Texto.
★ ★ ★ ★ ★ ★ ★

Seguimos com nossas matérias sobre shape e design para dar uma ajudinha aos leitores do Waves na hora de escolher uma boa prancha. Nesse contexto, certamente o bottom (fundo), desempenha um papel crucial na determinação de como ela se comporta na água.
Há uma lenda que diz: a prancha pode estar toda torta, mas se o fundo estiver bom, ela anda. Concordando ou não, o segredo de uma boa prancha começa no fundo. Surfistas e shapers frequentemente experimentam várias formas de fundo ou bottom – como é chamado entre os shapers – para alcançar características específicas: velocidade, controle e manobrabilidade.
A seguir, algumas formas comuns de fundo e combinações encontradas no design de pranchas de surfe. Procuramos associar os fundo a atletas, pranchas e fatos que sirvam como referência, além claro, da opiniões de shapers.
(Surfing Way Of Life de Phil Wilson – filmado em 1965 época dos fundos flat).
FUNDO FLAT – O primeiro fundo a ser utilizado em pranchas de surfe. Esse fundo, apesar de atualmente ser muito pouco usado, se combinado a alguns fatores, entre eles pouca curva de fundo (rocker) e um posicionamento de quilhas adequado, já fez muita gente andar bem.
Principalmente se considerarmos que o surfe da época dos fundos flat, tinha outra abordagem – muito menos radical. As primeiras experiências com pranchas de fibra, lá pelos idos de 1960, mostram isso. Um fundo flat proporciona estabilidade e velocidade razoável, sem aquele drive extra que nos acostumamos com a evolução do concaves.
Atualmente esse tipo de fundo pode ser encontrado em pranchões, versões alternativas de fishs, pranchas retrô. Em pranchas de alto desempenho, ou mesmo as releituras, esse bottom é descartado. Podemos defini-lo como sendo de manobrabilidade limitada em comparação com formas de fundo mais complexas.
(Modelo “Uber Twin” Cabianca começa com um single concave, entra em um double e sai em V no final da rabeta).
V-BOTTOM – Normalmente usado entre as quilhas, auxilia na troca de borda para borda. O V-bottom, como o nome diz, é um fundo em V. Podemos dizer que depois do fundo flat, ele foi a primeira evolução em termos de design e até hoje é utilizado: com variações e da mesma forma que foi criado.
Talvez o V, por conta das várias combinações com as quais se encaixa, seja o fundo mais utilizado até hoje. Os V foram recurso fundamental para o estilo de surfe mais voltado para manobras, que surgiu na metade da década de 1960.
Inicialmente composto por dois caimentos nas bordas, formando um V a partir da longarina, angulados, que se encontravam no centro e corriam longitudinalmente pelo terço traseiro da prancha, o design inspirou a criação de um modelo de prancha de surfe com o mesmo nome pelo lendário shaper australiano Bob McTavish.

★ ★ ★ ★ ★ ★ ★

Dados de elementos e regiões
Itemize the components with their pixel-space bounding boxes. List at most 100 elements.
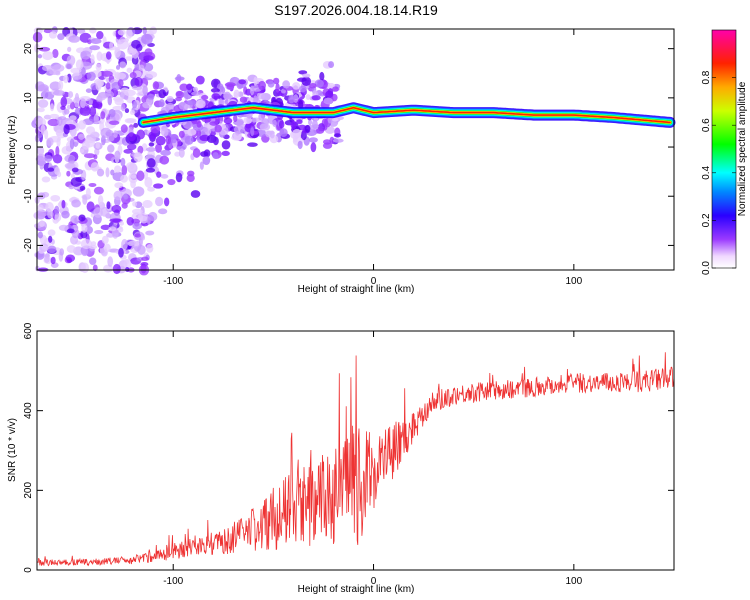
noise-blob xyxy=(86,71,96,81)
noise-blob xyxy=(40,124,46,136)
y-tick-label: -10 xyxy=(23,189,34,204)
noise-blob xyxy=(315,128,325,134)
noise-blob xyxy=(259,123,271,131)
noise-blob xyxy=(60,96,68,108)
noise-blob xyxy=(298,70,308,75)
y-tick-label: 400 xyxy=(23,402,34,419)
noise-blob xyxy=(66,63,72,69)
noise-blob xyxy=(292,82,301,90)
noise-blob xyxy=(311,95,321,101)
noise-blob xyxy=(41,176,51,183)
noise-blob xyxy=(278,120,285,129)
noise-blob xyxy=(123,94,129,101)
noise-blob xyxy=(49,113,60,119)
noise-blob xyxy=(114,150,121,162)
noise-blob xyxy=(138,64,145,71)
noise-blob xyxy=(97,195,104,206)
noise-blob xyxy=(145,147,157,152)
y-tick-label: 200 xyxy=(23,482,34,499)
noise-blob xyxy=(44,154,53,162)
noise-blob xyxy=(81,140,90,150)
noise-blob xyxy=(54,205,60,215)
noise-blob xyxy=(164,197,170,207)
noise-blob xyxy=(171,138,177,144)
noise-blob xyxy=(243,116,253,125)
noise-blob xyxy=(105,129,114,137)
noise-blob xyxy=(142,200,153,209)
noise-blob xyxy=(275,83,280,93)
ridge-layer xyxy=(142,106,671,124)
noise-blob xyxy=(147,186,155,192)
noise-blob xyxy=(234,118,244,127)
noise-blob xyxy=(42,64,54,72)
noise-blob xyxy=(150,125,161,134)
noise-blob xyxy=(37,99,49,108)
noise-blob xyxy=(59,248,65,256)
noise-blob xyxy=(47,167,55,172)
noise-blob xyxy=(43,28,53,34)
colorbar-tick-label: 0.8 xyxy=(701,70,712,84)
noise-blob xyxy=(214,124,222,133)
noise-blob xyxy=(110,169,115,176)
noise-blob xyxy=(137,244,146,255)
noise-blob xyxy=(223,117,233,124)
noise-blob xyxy=(88,99,93,106)
colorbar-tick-label: 0.0 xyxy=(701,261,712,275)
noise-blob xyxy=(307,119,313,126)
noise-blob xyxy=(233,125,245,134)
noise-blob xyxy=(90,54,95,64)
noise-blob xyxy=(153,183,164,189)
noise-blob xyxy=(137,145,144,155)
noise-blob xyxy=(96,30,104,40)
noise-blob xyxy=(131,39,141,49)
noise-blob xyxy=(112,105,124,111)
noise-blob xyxy=(305,94,311,101)
noise-blob xyxy=(121,164,128,176)
spectrogram-y-axis-label: Frequency (Hz) xyxy=(7,116,18,185)
x-tick-label: -100 xyxy=(163,576,183,587)
noise-blob xyxy=(247,142,258,147)
noise-blob xyxy=(322,139,332,145)
noise-blob xyxy=(146,158,156,168)
noise-blob xyxy=(68,35,81,43)
noise-blob xyxy=(210,88,221,93)
noise-blob xyxy=(192,86,198,92)
noise-blob xyxy=(272,119,277,127)
noise-blob xyxy=(49,81,62,91)
noise-blob xyxy=(83,153,96,159)
noise-blob xyxy=(226,83,235,90)
noise-blob xyxy=(52,48,59,59)
noise-blob xyxy=(160,174,169,179)
noise-blob xyxy=(195,99,206,109)
noise-blob xyxy=(63,74,69,84)
noise-blob xyxy=(132,100,138,109)
noise-blob xyxy=(143,170,149,180)
noise-blob xyxy=(192,148,201,158)
noise-blob xyxy=(66,104,71,110)
noise-blob xyxy=(50,256,56,265)
noise-blob xyxy=(107,95,113,106)
noise-blob xyxy=(46,137,54,147)
noise-blob xyxy=(152,81,160,90)
noise-blob xyxy=(80,98,86,109)
noise-blob xyxy=(122,193,129,200)
noise-blob xyxy=(195,75,205,85)
noise-blob xyxy=(139,215,149,224)
noise-blob xyxy=(100,224,111,231)
noise-blob xyxy=(36,209,47,220)
noise-blob xyxy=(69,115,77,121)
noise-blob xyxy=(123,148,133,154)
noise-blob xyxy=(145,71,158,79)
noise-blob xyxy=(92,101,103,109)
frequency-ridge xyxy=(137,102,676,128)
noise-blob xyxy=(147,93,155,100)
noise-blob xyxy=(190,190,201,198)
noise-blob xyxy=(179,83,189,92)
noise-blob xyxy=(37,146,45,156)
noise-blob xyxy=(71,72,83,80)
noise-blob xyxy=(279,128,288,138)
noise-blob xyxy=(66,228,75,234)
noise-blob xyxy=(154,143,162,153)
x-tick-label: 100 xyxy=(565,276,582,287)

★ ★ ★ ★ ★ ★ ★

Exercício escrito 1. Reproduza fielmente o trecho do texto sobre fundos de pranchas de surfe que vai de “A seguir, algumas” até “evolução do concaves.”.
Exercício escrito 2. Dê continuidade ao texto sobre fundos de pranchas de surfe, começando logo após a última frase apresentada.
As linhas não têm relação com o texto.

Resposta da tarefa 1.
A seguir, algumas formas comuns de fundo e combinações encontradas no design de pranchas de surfe. Procuramos associar os fundo a atletas, pranchas e fatos que sirvam como referência, além claro, da opiniões de shapers.
(Surfing Way Of Life de Phil Wilson – filmado em 1965 época dos fundos flat).
FUNDO FLAT – O primeiro fundo a ser utilizado em pranchas de surfe. Esse fundo, apesar de atualmente ser muito pouco usado, se combinado a alguns fatores, entre eles pouca curva de fundo (rocker) e um posicionamento de quilhas adequado, já fez muita gente andar bem.
Principalmente se considerarmos que o surfe da época dos fundos flat, tinha outra abordagem – muito menos radical. As primeiras experiências com pranchas de fibra, lá pelos idos de 1960, mostram isso. Um fundo flat proporciona estabilidade e velocidade razoável, sem aquele drive extra que nos acostumamos com a evolução do concaves.

Resposta da tarefa 2.
McTavish investigou ainda mais o desempenho de seu amigo e colega fabricante de pranchas, o kneeboarder californiano George Greenough. Em março de 1967, ele implementou o design do fundo em forma de V em sua primeira Plastic Machine – uma prancha de 9 pés x 23 polegadas que apresentava uma amplitude de manobrabilidade sem precedentes e, posteriormente sendo aprimorada para comprimentos mais curtos, desencadeou a revolução das shortboards.
(Bob McTavish surfing in Fantastic Plastic Machine 1969).
CONCAVES – A REVOLUÇÃO MAIS SIGNIFICATIVA DOS ULTIMOS TEMPOS – Talvez o primeiro registro que tenhamos de fundos côncavos em pranchas de surfe, seja quando em 1972, os irmãos californianos Malcom e Duncan Campbell desenharam a Bonzer: modelo de três quilhas, no qual duas quilhas laterais parecidas com lemes ficam ligeiramente à frente da quilha central grande, e dois concaves percorrem as seções do meio e da rabeta.
Alegava-se que o design era mais rápido e mais manobrável do que as pranchas padrão de uma única quilha, mas o fato é que as bonzer seguem sendo pranchas muito pouco usadas e consideradas alternativas.
(Vídeo Bonzer).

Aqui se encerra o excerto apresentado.